WHAT TO DO
Read the entries below and pull out each line with the string "органов".

MATERIAL SHOWN
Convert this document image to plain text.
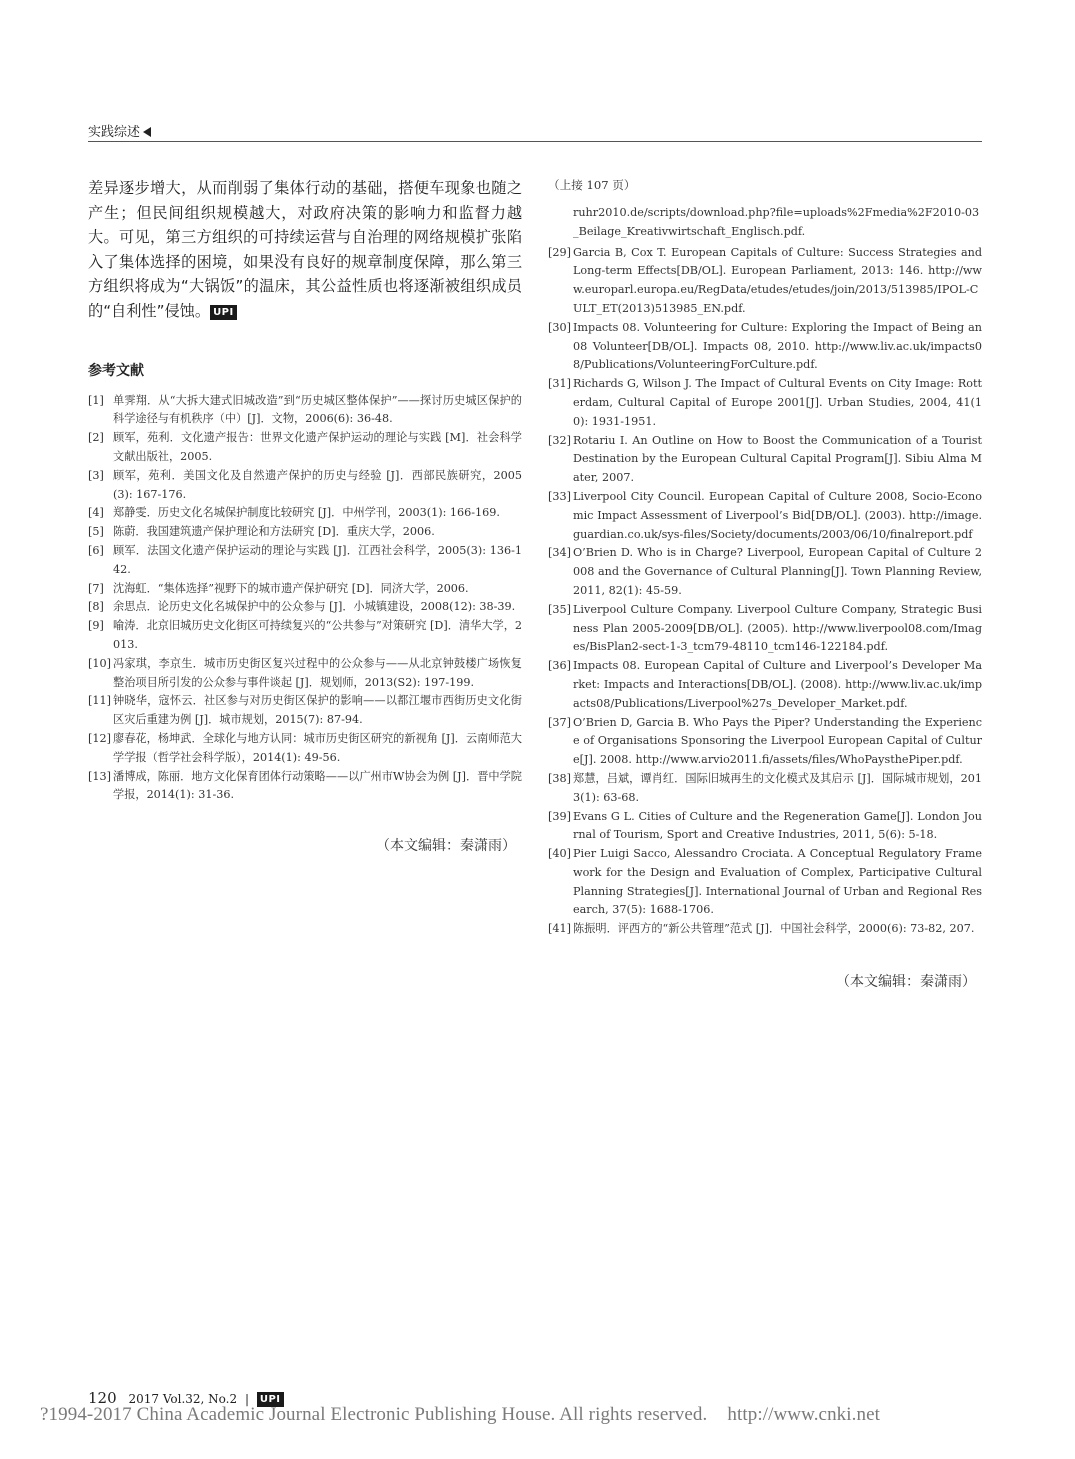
实践综述

差异逐步增大，从而削弱了集体行动的基础，搭便车现象也随之产生；但民间组织规模越大，对政府决策的影响力和监督力越大。可见，第三方组织的可持续运营与自治理的网络规模扩张陷入了集体选择的困境，如果没有良好的规章制度保障，那么第三方组织将成为“大锅饭”的温床，其公益性质也将逐渐被组织成员的“自利性”侵蚀。 UPI

参考文献
[1] 单霁翔．从“大拆大建式旧城改造”到“历史城区整体保护”——探讨历史城区保护的科学途径与有机秩序（中）[J]．文物，2006(6): 36-48.
[2] 顾军，苑利．文化遗产报告：世界文化遗产保护运动的理论与实践 [M]．社会科学文献出版社，2005.
[3] 顾军，苑利．美国文化及自然遗产保护的历史与经验 [J]．西部民族研究，2005(3): 167-176.
[4] 郑静雯．历史文化名城保护制度比较研究 [J]．中州学刊，2003(1): 166-169.
[5] 陈蔚．我国建筑遗产保护理论和方法研究 [D]．重庆大学，2006.
[6] 顾军．法国文化遗产保护运动的理论与实践 [J]．江西社会科学，2005(3): 136-142.
[7] 沈海虹．“集体选择”视野下的城市遗产保护研究 [D]．同济大学，2006.
[8] 余思点．论历史文化名城保护中的公众参与 [J]．小城镇建设，2008(12): 38-39.
[9] 喻涛．北京旧城历史文化街区可持续复兴的“公共参与”对策研究 [D]．清华大学，2013.
[10] 冯家琪，李京生．城市历史街区复兴过程中的公众参与——从北京钟鼓楼广场恢复整治项目所引发的公众参与事件谈起 [J]．规划师，2013(S2): 197-199.
[11] 钟晓华，寇怀云．社区参与对历史街区保护的影响——以都江堰市西街历史文化街区灾后重建为例 [J]．城市规划，2015(7): 87-94.
[12] 廖春花，杨坤武．全球化与地方认同：城市历史街区研究的新视角 [J]．云南师范大学学报（哲学社会科学版），2014(1): 49-56.
[13] 潘博成，陈丽．地方文化保育团体行动策略——以广州市W协会为例 [J]．晋中学院学报，2014(1): 31-36.
（本文编辑：秦潇雨）
（上接 107 页）
ruhr2010.de/scripts/download.php?file=uploads%2Fmedia%2F2010-03_Beilage_Kreativwirtschaft_Englisch.pdf.
[29] Garcia B, Cox T. European Capitals of Culture: Success Strategies and Long-term Effects[DB/OL]. European Parliament, 2013: 146. http://www.europarl.europa.eu/RegData/etudes/etudes/join/2013/513985/IPOL-CULT_ET(2013)513985_EN.pdf.
[30] Impacts 08. Volunteering for Culture: Exploring the Impact of Being an 08 Volunteer[DB/OL]. Impacts 08, 2010. http://www.liv.ac.uk/impacts08/Publications/VolunteeringForCulture.pdf.
[31] Richards G, Wilson J. The Impact of Cultural Events on City Image: Rotterdam, Cultural Capital of Europe 2001[J]. Urban Studies, 2004, 41(10): 1931-1951.
[32] Rotariu I. An Outline on How to Boost the Communication of a Tourist Destination by the European Cultural Capital Program[J]. Sibiu Alma Mater, 2007.
[33] Liverpool City Council. European Capital of Culture 2008, Socio-Economic Impact Assessment of Liverpool’s Bid[DB/OL]. (2003). http://image.guardian.co.uk/sys-files/Society/documents/2003/06/10/finalreport.pdf
[34] O’Brien D. Who is in Charge? Liverpool, European Capital of Culture 2008 and the Governance of Cultural Planning[J]. Town Planning Review, 2011, 82(1): 45-59.
[35] Liverpool Culture Company. Liverpool Culture Company, Strategic Business Plan 2005-2009[DB/OL]. (2005). http://www.liverpool08.com/Images/BisPlan2-sect-1-3_tcm79-48110_tcm146-122184.pdf.
[36] Impacts 08. European Capital of Culture and Liverpool’s Developer Market: Impacts and Interactions[DB/OL]. (2008). http://www.liv.ac.uk/impacts08/Publications/Liverpool%27s_Developer_Market.pdf.
[37] O’Brien D, Garcia B. Who Pays the Piper? Understanding the Experience of Organisations Sponsoring the Liverpool European Capital of Culture[J]. 2008. http://www.arvio2011.fi/assets/files/WhoPaysthePiper.pdf.
[38] 郑慧，吕斌，谭肖红．国际旧城再生的文化模式及其启示 [J]．国际城市规划，2013(1): 63-68.
[39] Evans G L. Cities of Culture and the Regeneration Game[J]. London Journal of Tourism, Sport and Creative Industries, 2011, 5(6): 5-18.
[40] Pier Luigi Sacco, Alessandro Crociata. A Conceptual Regulatory Framework for the Design and Evaluation of Complex, Participative Cultural Planning Strategies[J]. International Journal of Urban and Regional Research, 37(5): 1688-1706.
[41] 陈振明．评西方的“新公共管理”范式 [J]．中国社会科学，2000(6): 73-82, 207.
（本文编辑：秦潇雨）
120 2017 Vol.32, No.2 | UPI
?1994-2017 China Academic Journal Electronic Publishing House. All rights reserved. http://www.cnki.net
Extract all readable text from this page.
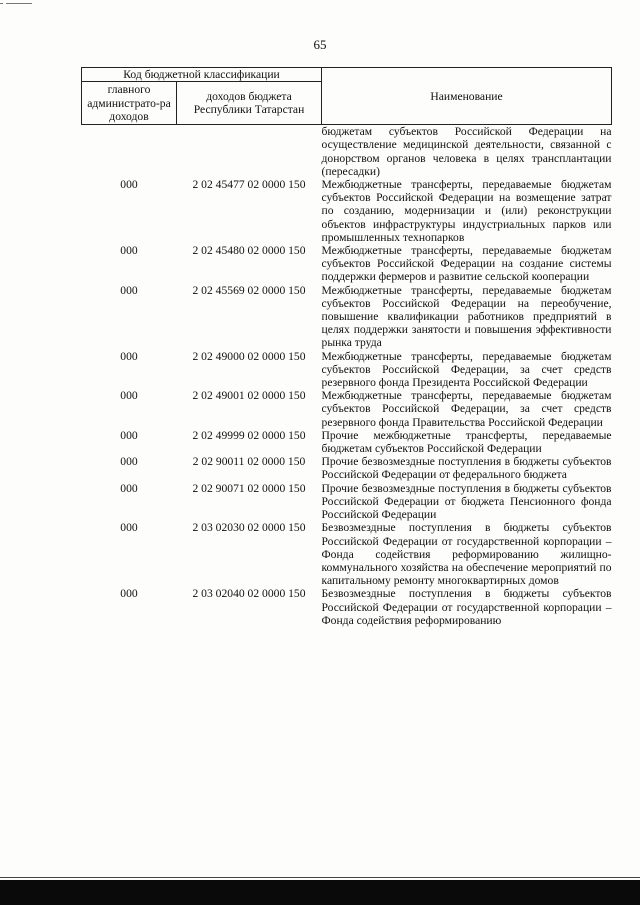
65
Код бюджетной классификации		Наименование
главного администрато-ра доходов	доходов бюджета Республики Татарстан	
		бюджетам субъектов Российской Федерации на осуществление медицинской деятельности, связанной с донорством органов человека в целях трансплантации (пересадки)
000	2 02 45477 02 0000 150	Межбюджетные трансферты, передаваемые бюджетам субъектов Российской Федерации на возмещение затрат по созданию, модернизации и (или) реконструкции объектов инфраструктуры индустриальных парков или промышленных технопарков
000	2 02 45480 02 0000 150	Межбюджетные трансферты, передаваемые бюджетам субъектов Российской Федерации на создание системы поддержки фермеров и развитие сельской кооперации
000	2 02 45569 02 0000 150	Межбюджетные трансферты, передаваемые бюджетам субъектов Российской Федерации на переобучение, повышение квалификации работников предприятий в целях поддержки занятости и повышения эффективности рынка труда
000	2 02 49000 02 0000 150	Межбюджетные трансферты, передаваемые бюджетам субъектов Российской Федерации, за счет средств резервного фонда Президента Российской Федерации
000	2 02 49001 02 0000 150	Межбюджетные трансферты, передаваемые бюджетам субъектов Российской Федерации, за счет средств резервного фонда Правительства Российской Федерации
000	2 02 49999 02 0000 150	Прочие межбюджетные трансферты, передаваемые бюджетам субъектов Российской Федерации
000	2 02 90011 02 0000 150	Прочие безвозмездные поступления в бюджеты субъектов Российской Федерации от федерального бюджета
000	2 02 90071 02 0000 150	Прочие безвозмездные поступления в бюджеты субъектов Российской Федерации от бюджета Пенсионного фонда Российской Федерации
000	2 03 02030 02 0000 150	Безвозмездные поступления в бюджеты субъектов Российской Федерации от государственной корпорации – Фонда содействия реформированию жилищно-коммунального хозяйства на обеспечение мероприятий по капитальному ремонту многоквартирных домов
000	2 03 02040 02 0000 150	Безвозмездные поступления в бюджеты субъектов Российской Федерации от государственной корпорации – Фонда содействия реформированию
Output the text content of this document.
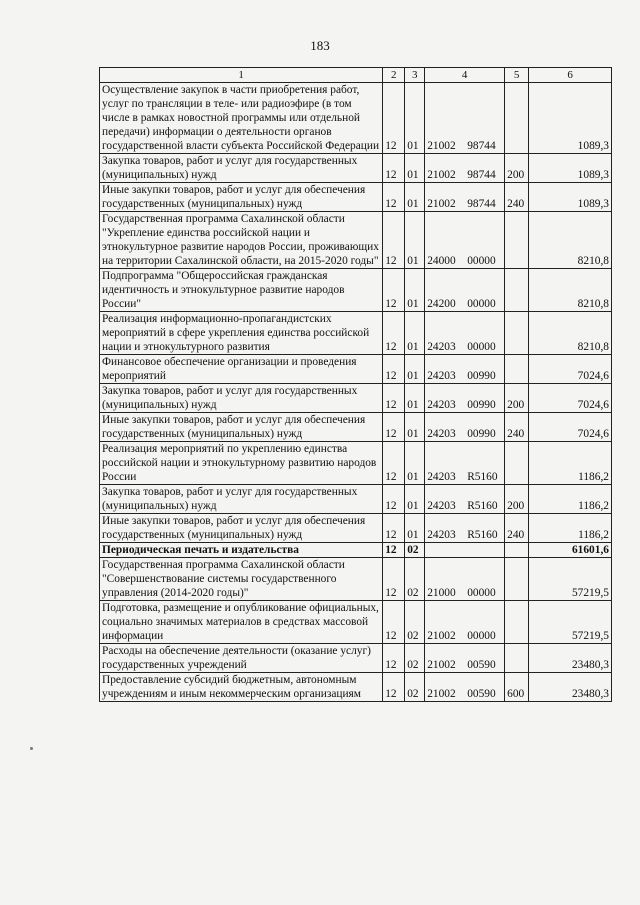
183
1	2	3	4	5	6
Осуществление закупок в части приобретения работ, услуг по трансляции в теле- или радиоэфире (в том числе в рамках новостной программы или отдельной передачи) информации о деятельности органов государственной власти субъекта Российской Федерации	12	01	21002 98744		1089,3
Закупка товаров, работ и услуг для государственных (муниципальных) нужд	12	01	21002 98744	200	1089,3
Иные закупки товаров, работ и услуг для обеспечения государственных (муниципальных) нужд	12	01	21002 98744	240	1089,3
Государственная программа Сахалинской области "Укрепление единства российской нации и этнокультурное развитие народов России, проживающих на территории Сахалинской области, на 2015-2020 годы"	12	01	24000 00000		8210,8
Подпрограмма "Общероссийская гражданская идентичность и этнокультурное развитие народов России"	12	01	24200 00000		8210,8
Реализация информационно-пропагандистских мероприятий в сфере укрепления единства российской нации и этнокультурного развития	12	01	24203 00000		8210,8
Финансовое обеспечение организации и проведения мероприятий	12	01	24203 00990		7024,6
Закупка товаров, работ и услуг для государственных (муниципальных) нужд	12	01	24203 00990	200	7024,6
Иные закупки товаров, работ и услуг для обеспечения государственных (муниципальных) нужд	12	01	24203 00990	240	7024,6
Реализация мероприятий по укреплению единства российской нации и этнокультурному развитию народов России	12	01	24203 R5160		1186,2
Закупка товаров, работ и услуг для государственных (муниципальных) нужд	12	01	24203 R5160	200	1186,2
Иные закупки товаров, работ и услуг для обеспечения государственных (муниципальных) нужд	12	01	24203 R5160	240	1186,2
Периодическая печать и издательства	12	02			61601,6
Государственная программа Сахалинской области "Совершенствование системы государственного управления (2014-2020 годы)"	12	02	21000 00000		57219,5
Подготовка, размещение и опубликование официальных, социально значимых материалов в средствах массовой информации	12	02	21002 00000		57219,5
Расходы на обеспечение деятельности (оказание услуг) государственных учреждений	12	02	21002 00590		23480,3
Предоставление субсидий бюджетным, автономным учреждениям и иным некоммерческим организациям	12	02	21002 00590	600	23480,3
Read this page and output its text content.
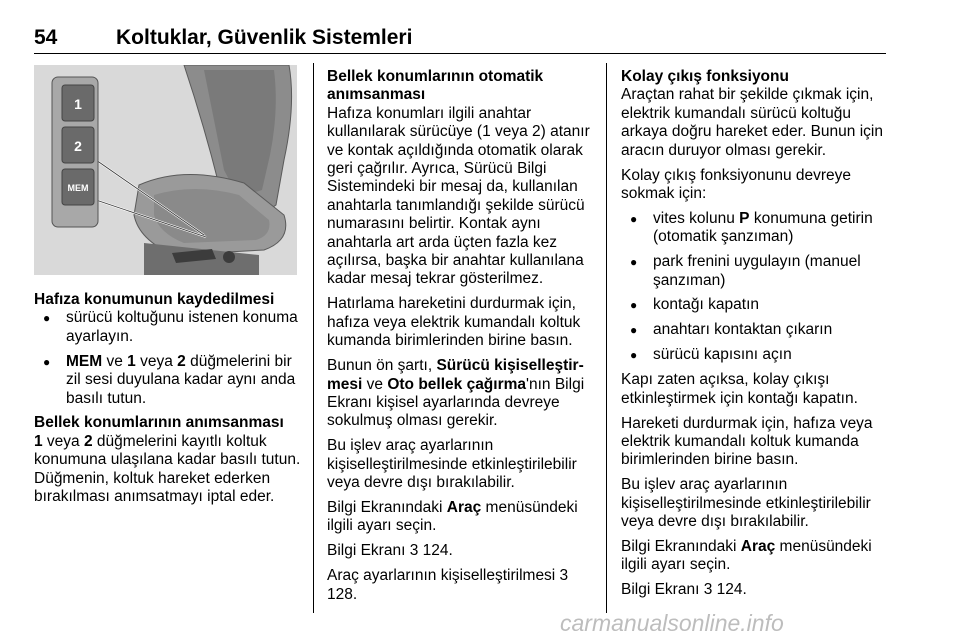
54	Koltuklar, Güvenlik Sistemleri
1
2
MEM

Hafıza konumunun kaydedilmesi

● sürücü koltuğunu istenen konuma ayarlayın.
● MEM ve 1 veya 2 düğmelerini bir zil sesi duyulana kadar aynı anda basılı tutun.

Bellek konumlarının anımsanması

1 veya 2 düğmelerini kayıtlı koltuk konumuna ulaşılana kadar basılı tutun. Düğmenin, koltuk hareket ederken bırakılması anımsatmayı iptal eder.

Bellek konumlarının otomatik anımsanması

Hafıza konumları ilgili anahtar kullanılarak sürücüye (1 veya 2) atanır ve kontak açıldığında otomatik olarak geri çağrılır. Ayrıca, Sürücü Bilgi Sistemindeki bir mesaj da, kullanılan anahtarla tanımlandığı şekilde sürücü numarasını belirtir. Kontak aynı anahtarla art arda üçten fazla kez açılırsa, başka bir anahtar kullanılana kadar mesaj tekrar gösterilmez.

Hatırlama hareketini durdurmak için, hafıza veya elektrik kumandalı koltuk kumanda birimlerinden birine basın.

Bunun ön şartı, Sürücü kişiselleştir-mesi ve Oto bellek çağırma'nın Bilgi Ekranı kişisel ayarlarında devreye sokulmuş olması gerekir.

Bu işlev araç ayarlarının kişiselleştirilmesinde etkinleştirilebilir veya devre dışı bırakılabilir.

Bilgi Ekranındaki Araç menüsündeki ilgili ayarı seçin.

Bilgi Ekranı 3 124.

Araç ayarlarının kişiselleştirilmesi 3 128.

Kolay çıkış fonksiyonu

Araçtan rahat bir şekilde çıkmak için, elektrik kumandalı sürücü koltuğu arkaya doğru hareket eder. Bunun için aracın duruyor olması gerekir.

Kolay çıkış fonksiyonunu devreye sokmak için:

● vites kolunu P konumuna getirin (otomatik şanzıman)
● park frenini uygulayın (manuel şanzıman)
● kontağı kapatın
● anahtarı kontaktan çıkarın
● sürücü kapısını açın

Kapı zaten açıksa, kolay çıkışı etkinleştirmek için kontağı kapatın.

Hareketi durdurmak için, hafıza veya elektrik kumandalı koltuk kumanda birimlerinden birine basın.

Bu işlev araç ayarlarının kişiselleştirilmesinde etkinleştirilebilir veya devre dışı bırakılabilir.

Bilgi Ekranındaki Araç menüsündeki ilgili ayarı seçin.

Bilgi Ekranı 3 124.

carmanualsonline.info
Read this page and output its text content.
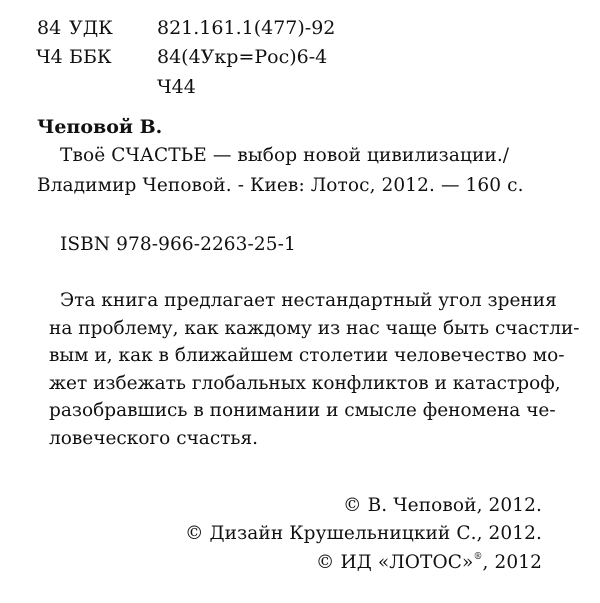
84
Ч4
УДК 821.161.1(477)-92
ББК 84(4Укр=Рос)6-4
Ч44
Чеповой В.
Твоё СЧАСТЬЕ — выбор новой цивилизации./
Владимир Чеповой. - Киев: Лотос, 2012. — 160 с.
ISBN 978-966-2263-25-1
Эта книга предлагает нестандартный угол зрения
на проблему, как каждому из нас чаще быть счастли-
вым и, как в ближайшем столетии человечество мо-
жет избежать глобальных конфликтов и катастроф,
разобравшись в понимании и смысле феномена че-
ловеческого счастья.
© В. Чеповой, 2012.
© Дизайн Крушельницкий С., 2012.
© ИД «ЛОТОС»®, 2012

THE ANSWER
		бюджетам субъектов Российской Федерации на осуществление медицинской деятельности, связанной с донорством органов человека в целях трансплантации (пересадки)
Осуществление закупок в части приобретения работ, услуг по трансляции в теле- или радиоэфире (в том числе в рамках новостной программы или отдельной передачи) информации о деятельности органов государственной власти субъекта Российской Федерации	12	01	21002 98744		1089,3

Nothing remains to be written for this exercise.